[START OF Data lines]

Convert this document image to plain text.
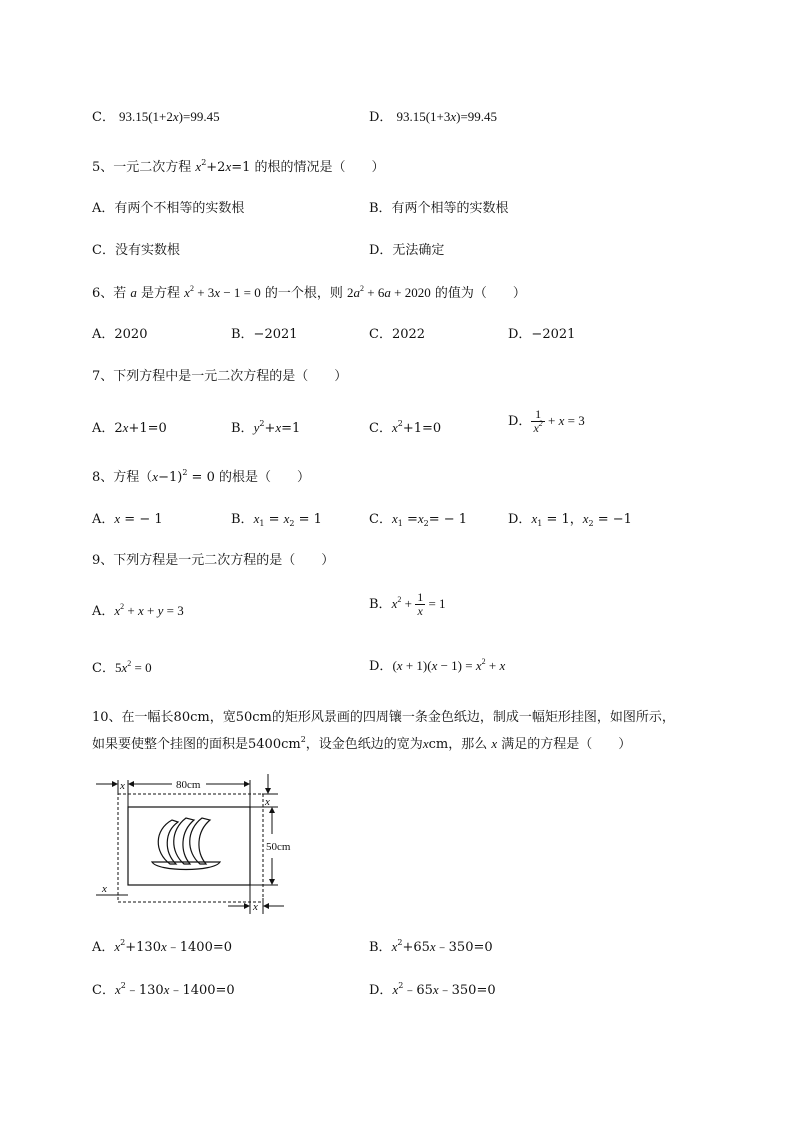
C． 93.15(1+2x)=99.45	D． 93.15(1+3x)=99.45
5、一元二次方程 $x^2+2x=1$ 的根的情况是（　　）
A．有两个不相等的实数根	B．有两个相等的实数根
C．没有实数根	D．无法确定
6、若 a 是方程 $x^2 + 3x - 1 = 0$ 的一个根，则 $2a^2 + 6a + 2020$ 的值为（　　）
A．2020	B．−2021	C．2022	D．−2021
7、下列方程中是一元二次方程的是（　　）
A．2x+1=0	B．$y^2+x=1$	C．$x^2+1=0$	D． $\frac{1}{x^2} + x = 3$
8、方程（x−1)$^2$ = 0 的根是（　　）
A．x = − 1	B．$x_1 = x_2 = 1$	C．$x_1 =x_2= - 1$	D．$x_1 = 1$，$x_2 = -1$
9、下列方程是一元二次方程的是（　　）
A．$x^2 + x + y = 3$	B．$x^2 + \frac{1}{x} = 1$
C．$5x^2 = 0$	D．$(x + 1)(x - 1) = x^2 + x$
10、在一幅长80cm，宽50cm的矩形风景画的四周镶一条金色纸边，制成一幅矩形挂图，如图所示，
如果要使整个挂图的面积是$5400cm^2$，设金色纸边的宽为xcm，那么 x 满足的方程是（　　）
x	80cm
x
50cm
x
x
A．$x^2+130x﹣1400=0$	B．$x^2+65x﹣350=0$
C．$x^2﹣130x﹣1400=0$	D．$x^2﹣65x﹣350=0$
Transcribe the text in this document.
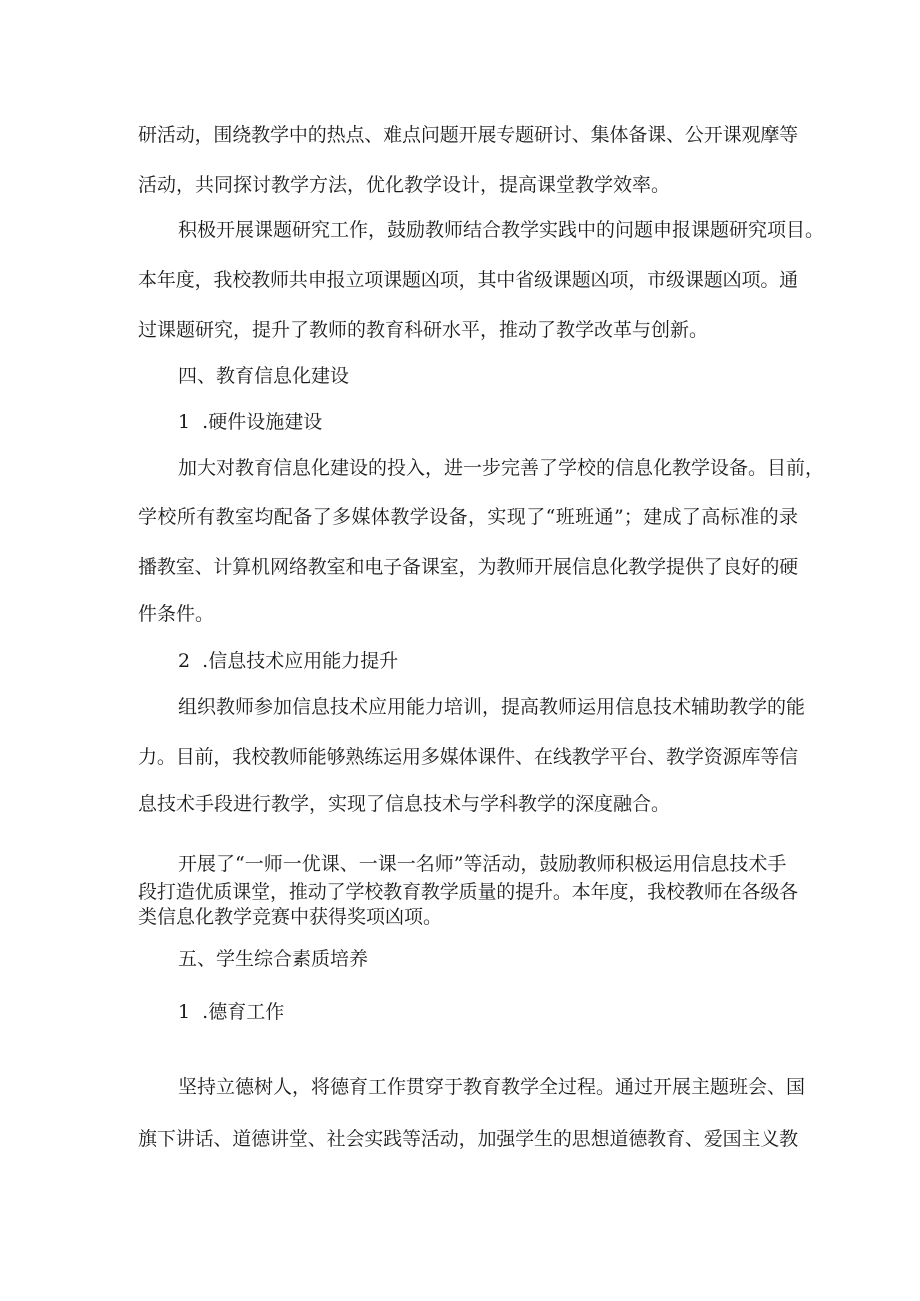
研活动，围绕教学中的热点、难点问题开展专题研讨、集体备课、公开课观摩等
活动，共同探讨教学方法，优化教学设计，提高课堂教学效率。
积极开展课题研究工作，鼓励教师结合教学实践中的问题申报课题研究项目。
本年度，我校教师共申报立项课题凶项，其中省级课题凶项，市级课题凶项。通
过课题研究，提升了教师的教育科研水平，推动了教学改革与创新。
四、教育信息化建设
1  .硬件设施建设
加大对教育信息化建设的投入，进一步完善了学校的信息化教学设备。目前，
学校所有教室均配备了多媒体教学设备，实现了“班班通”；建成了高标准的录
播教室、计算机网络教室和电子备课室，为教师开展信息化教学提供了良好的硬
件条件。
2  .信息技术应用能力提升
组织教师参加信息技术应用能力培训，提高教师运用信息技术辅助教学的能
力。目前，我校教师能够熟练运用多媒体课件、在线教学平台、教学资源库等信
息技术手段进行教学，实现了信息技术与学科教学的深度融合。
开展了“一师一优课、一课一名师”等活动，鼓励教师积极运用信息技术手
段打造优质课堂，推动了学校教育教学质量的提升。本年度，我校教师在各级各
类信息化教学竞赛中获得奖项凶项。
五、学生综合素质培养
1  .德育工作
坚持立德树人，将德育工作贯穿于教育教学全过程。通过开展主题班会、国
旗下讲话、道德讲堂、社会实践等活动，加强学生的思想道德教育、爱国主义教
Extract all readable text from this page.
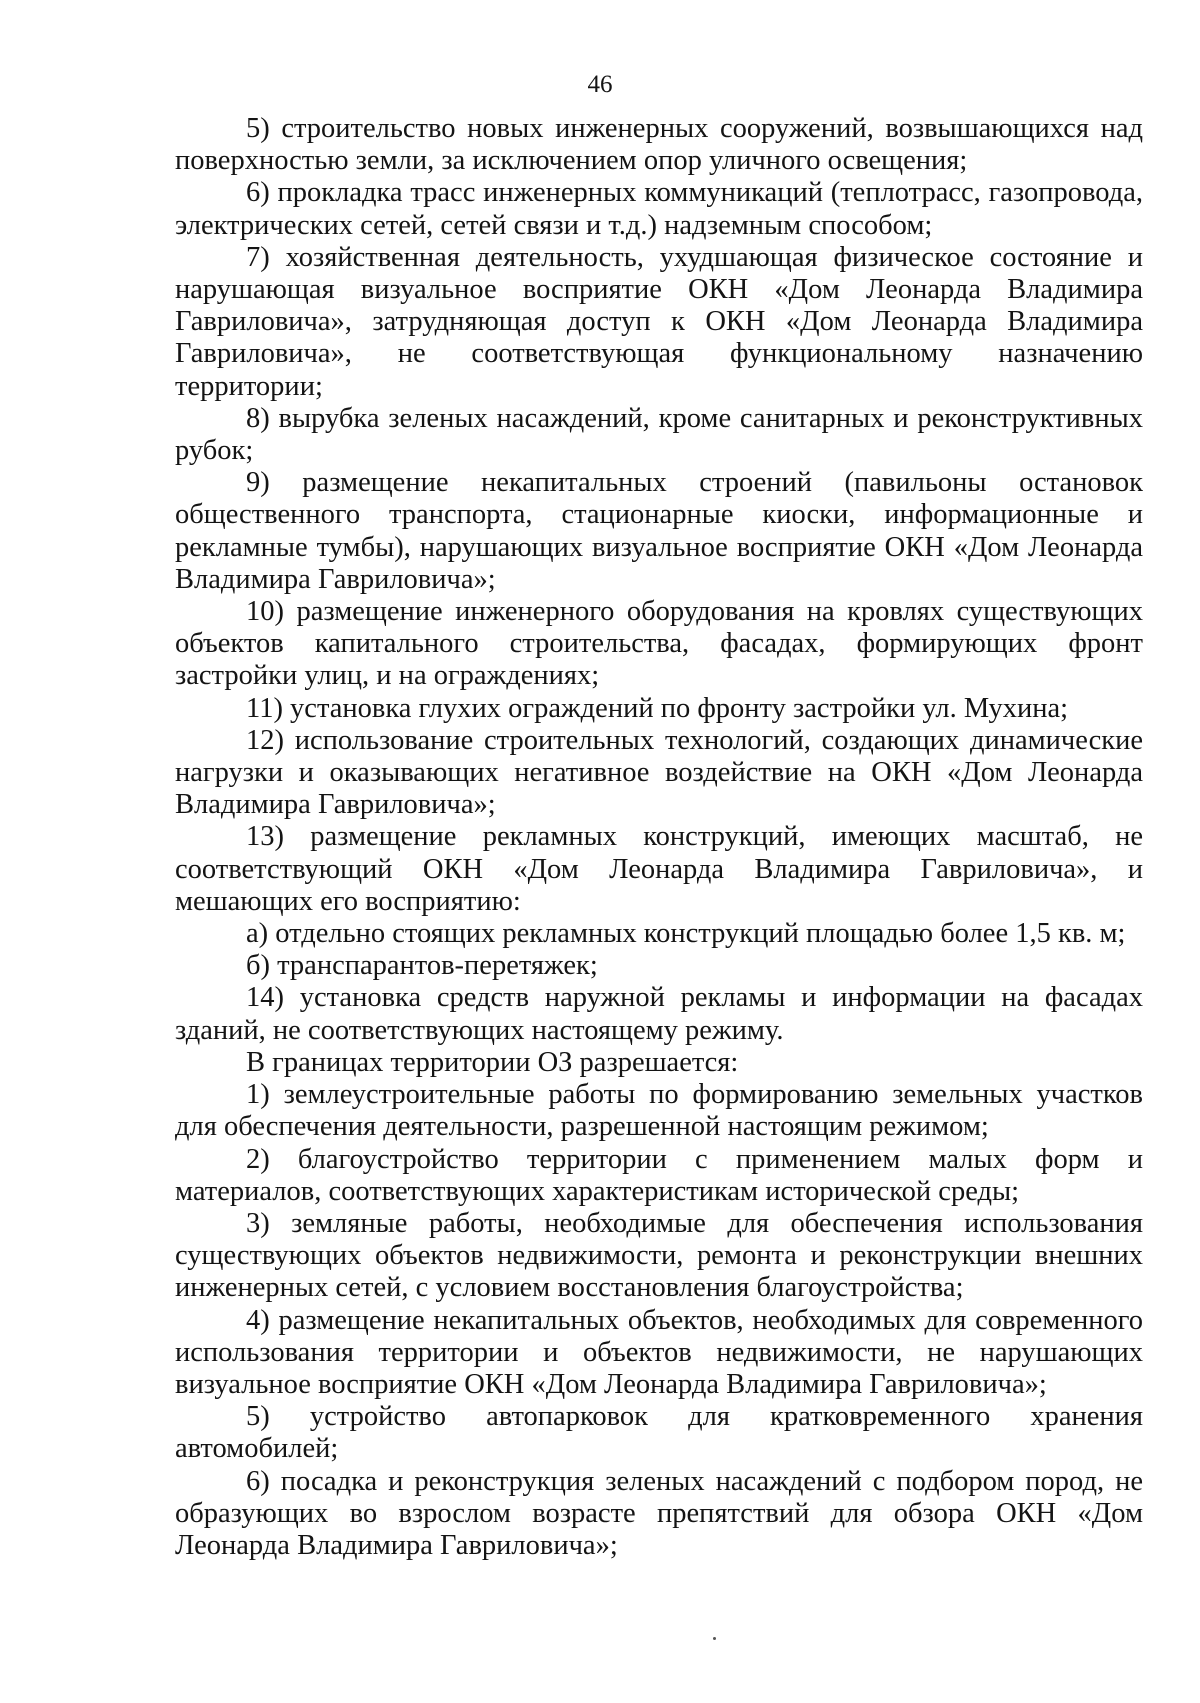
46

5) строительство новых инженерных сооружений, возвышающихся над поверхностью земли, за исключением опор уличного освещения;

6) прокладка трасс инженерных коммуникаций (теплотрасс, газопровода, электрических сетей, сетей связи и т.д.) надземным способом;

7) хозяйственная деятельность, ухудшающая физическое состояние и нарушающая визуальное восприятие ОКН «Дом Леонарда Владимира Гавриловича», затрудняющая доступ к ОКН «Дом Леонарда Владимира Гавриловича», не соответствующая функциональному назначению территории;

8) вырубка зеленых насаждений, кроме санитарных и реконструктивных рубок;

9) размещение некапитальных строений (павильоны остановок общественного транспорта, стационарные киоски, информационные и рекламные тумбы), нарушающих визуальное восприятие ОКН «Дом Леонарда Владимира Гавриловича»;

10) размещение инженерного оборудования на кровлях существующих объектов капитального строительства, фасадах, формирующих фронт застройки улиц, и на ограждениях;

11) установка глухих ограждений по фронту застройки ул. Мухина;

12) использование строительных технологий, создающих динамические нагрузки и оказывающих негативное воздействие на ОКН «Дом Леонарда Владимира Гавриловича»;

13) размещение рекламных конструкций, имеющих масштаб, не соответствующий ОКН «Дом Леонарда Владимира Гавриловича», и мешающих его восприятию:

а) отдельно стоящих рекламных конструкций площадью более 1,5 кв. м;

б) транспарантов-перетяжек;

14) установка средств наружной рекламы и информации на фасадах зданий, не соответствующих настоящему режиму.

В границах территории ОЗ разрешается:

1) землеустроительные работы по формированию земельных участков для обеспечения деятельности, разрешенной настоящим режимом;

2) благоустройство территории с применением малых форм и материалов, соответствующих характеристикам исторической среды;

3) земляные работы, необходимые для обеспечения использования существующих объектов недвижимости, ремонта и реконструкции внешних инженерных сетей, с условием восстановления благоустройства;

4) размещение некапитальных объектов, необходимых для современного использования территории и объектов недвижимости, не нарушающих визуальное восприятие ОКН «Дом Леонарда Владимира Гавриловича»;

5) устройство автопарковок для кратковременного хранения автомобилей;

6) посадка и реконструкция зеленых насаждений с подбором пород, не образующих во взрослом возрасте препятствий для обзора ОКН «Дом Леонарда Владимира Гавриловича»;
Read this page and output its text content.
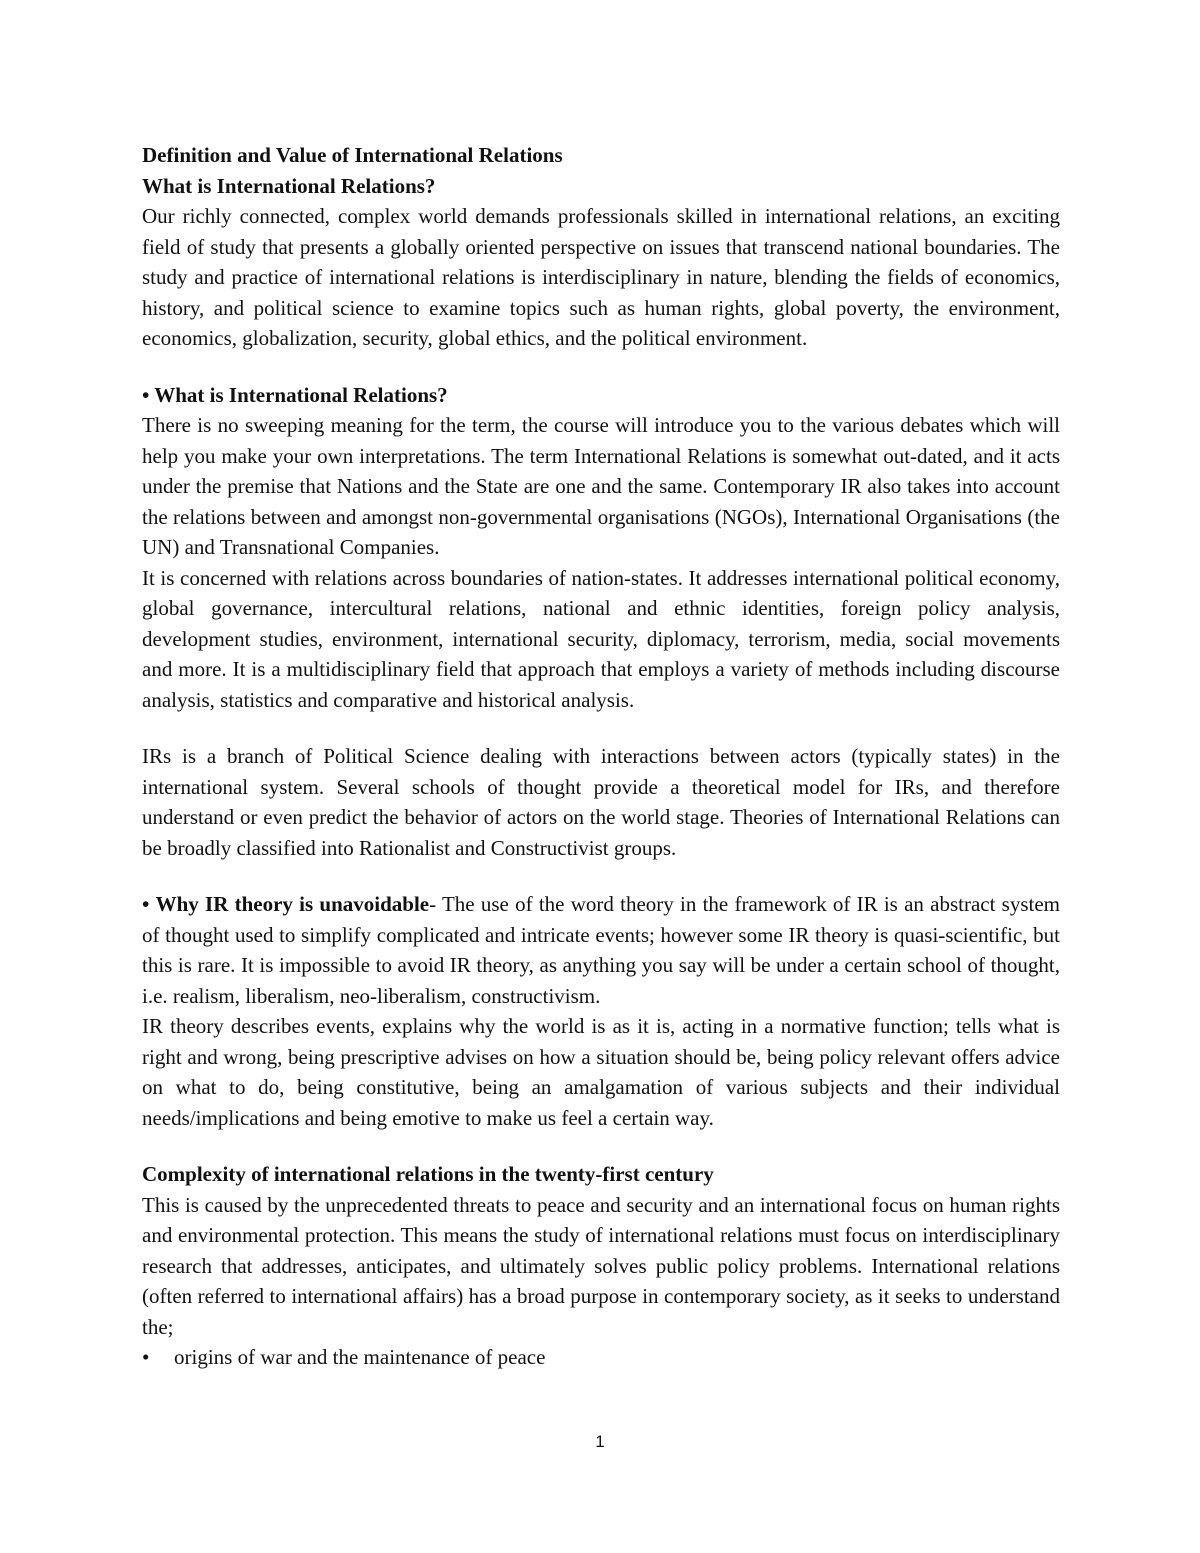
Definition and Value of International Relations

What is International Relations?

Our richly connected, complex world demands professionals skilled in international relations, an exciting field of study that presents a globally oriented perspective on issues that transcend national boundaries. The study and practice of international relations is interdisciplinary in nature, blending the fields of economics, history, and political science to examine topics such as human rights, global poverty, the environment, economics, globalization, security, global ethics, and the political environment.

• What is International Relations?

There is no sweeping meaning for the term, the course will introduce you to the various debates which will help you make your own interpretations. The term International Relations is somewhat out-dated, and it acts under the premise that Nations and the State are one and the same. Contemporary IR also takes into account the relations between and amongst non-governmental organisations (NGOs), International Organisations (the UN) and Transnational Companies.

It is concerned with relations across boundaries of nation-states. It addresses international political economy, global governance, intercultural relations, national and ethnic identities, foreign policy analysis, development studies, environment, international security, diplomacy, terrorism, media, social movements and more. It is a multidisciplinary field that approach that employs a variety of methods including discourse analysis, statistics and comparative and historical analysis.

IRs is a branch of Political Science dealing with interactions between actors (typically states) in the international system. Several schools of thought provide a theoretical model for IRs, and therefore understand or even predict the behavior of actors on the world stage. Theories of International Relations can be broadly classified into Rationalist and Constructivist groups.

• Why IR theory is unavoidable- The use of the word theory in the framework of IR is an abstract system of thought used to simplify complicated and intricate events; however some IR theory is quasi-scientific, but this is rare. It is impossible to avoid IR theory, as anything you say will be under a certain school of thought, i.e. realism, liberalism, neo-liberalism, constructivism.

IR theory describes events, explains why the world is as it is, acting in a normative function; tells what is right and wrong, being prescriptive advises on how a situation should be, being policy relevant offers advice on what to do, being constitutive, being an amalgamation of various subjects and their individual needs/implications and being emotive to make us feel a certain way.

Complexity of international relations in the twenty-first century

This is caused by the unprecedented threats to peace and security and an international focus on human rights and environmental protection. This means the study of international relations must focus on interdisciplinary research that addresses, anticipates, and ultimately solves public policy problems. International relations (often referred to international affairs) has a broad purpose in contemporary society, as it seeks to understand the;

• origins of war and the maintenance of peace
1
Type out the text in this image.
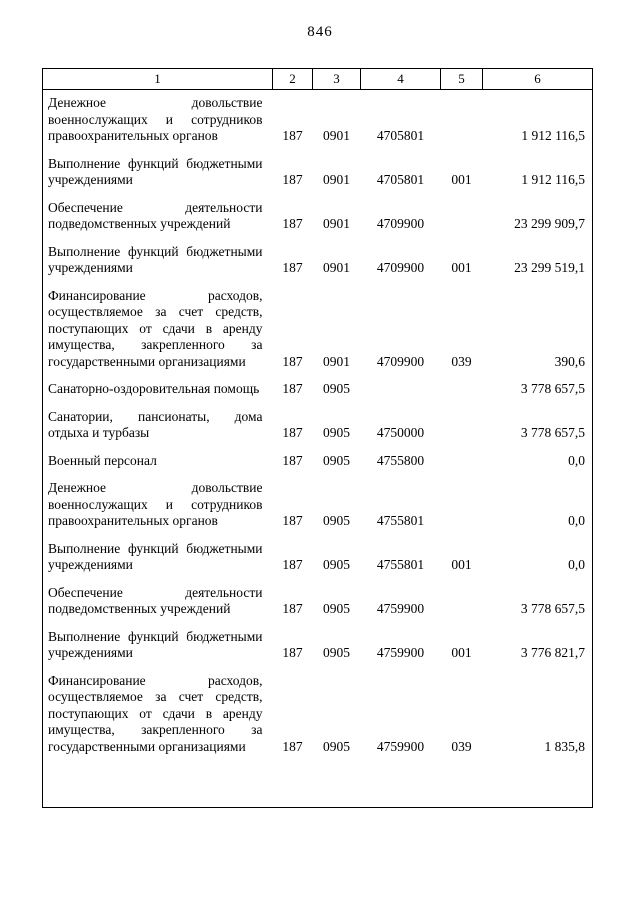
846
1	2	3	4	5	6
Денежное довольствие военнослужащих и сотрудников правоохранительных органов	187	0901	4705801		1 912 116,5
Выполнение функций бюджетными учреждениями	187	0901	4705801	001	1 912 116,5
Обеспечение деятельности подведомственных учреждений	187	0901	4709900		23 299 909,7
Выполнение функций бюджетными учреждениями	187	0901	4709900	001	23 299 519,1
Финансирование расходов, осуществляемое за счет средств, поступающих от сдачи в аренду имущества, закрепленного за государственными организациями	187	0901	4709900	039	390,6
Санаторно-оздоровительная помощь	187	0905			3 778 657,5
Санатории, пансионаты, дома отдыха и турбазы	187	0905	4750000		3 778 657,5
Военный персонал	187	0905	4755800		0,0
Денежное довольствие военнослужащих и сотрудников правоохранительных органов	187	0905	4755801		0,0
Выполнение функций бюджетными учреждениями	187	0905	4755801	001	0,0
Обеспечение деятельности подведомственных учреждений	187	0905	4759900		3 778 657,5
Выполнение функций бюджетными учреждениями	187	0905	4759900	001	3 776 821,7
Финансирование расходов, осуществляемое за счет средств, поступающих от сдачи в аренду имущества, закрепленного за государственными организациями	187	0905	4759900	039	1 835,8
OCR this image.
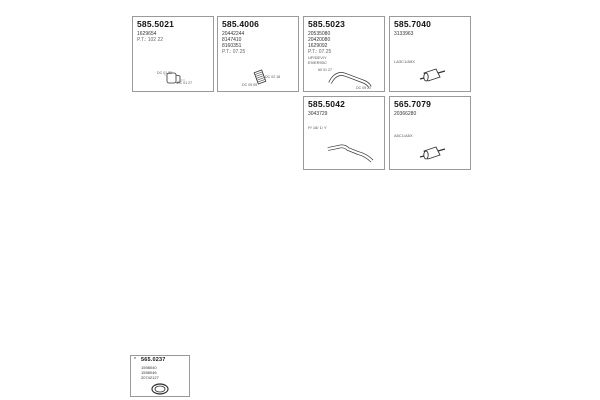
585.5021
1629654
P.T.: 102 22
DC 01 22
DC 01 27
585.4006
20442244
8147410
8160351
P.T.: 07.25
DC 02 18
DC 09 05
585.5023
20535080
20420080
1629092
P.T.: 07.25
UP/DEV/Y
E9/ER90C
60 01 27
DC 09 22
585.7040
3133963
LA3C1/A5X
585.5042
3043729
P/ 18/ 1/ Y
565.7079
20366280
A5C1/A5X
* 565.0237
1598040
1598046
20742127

[END OF Data lines]

— Aim of the exercise —
In the records above, collect each line with "использования".

— Problem solution —
3) земляные работы, необходимые для обеспечения использования существующих объектов недвижимости, ремонта и реконструкции внешних инженерных сетей, с условием восстановления благоустройства;
4) размещение некапитальных объектов, необходимых для современного использования территории и объектов недвижимости, не нарушающих визуальное восприятие ОКН «Дом Леонарда Владимира Гавриловича»;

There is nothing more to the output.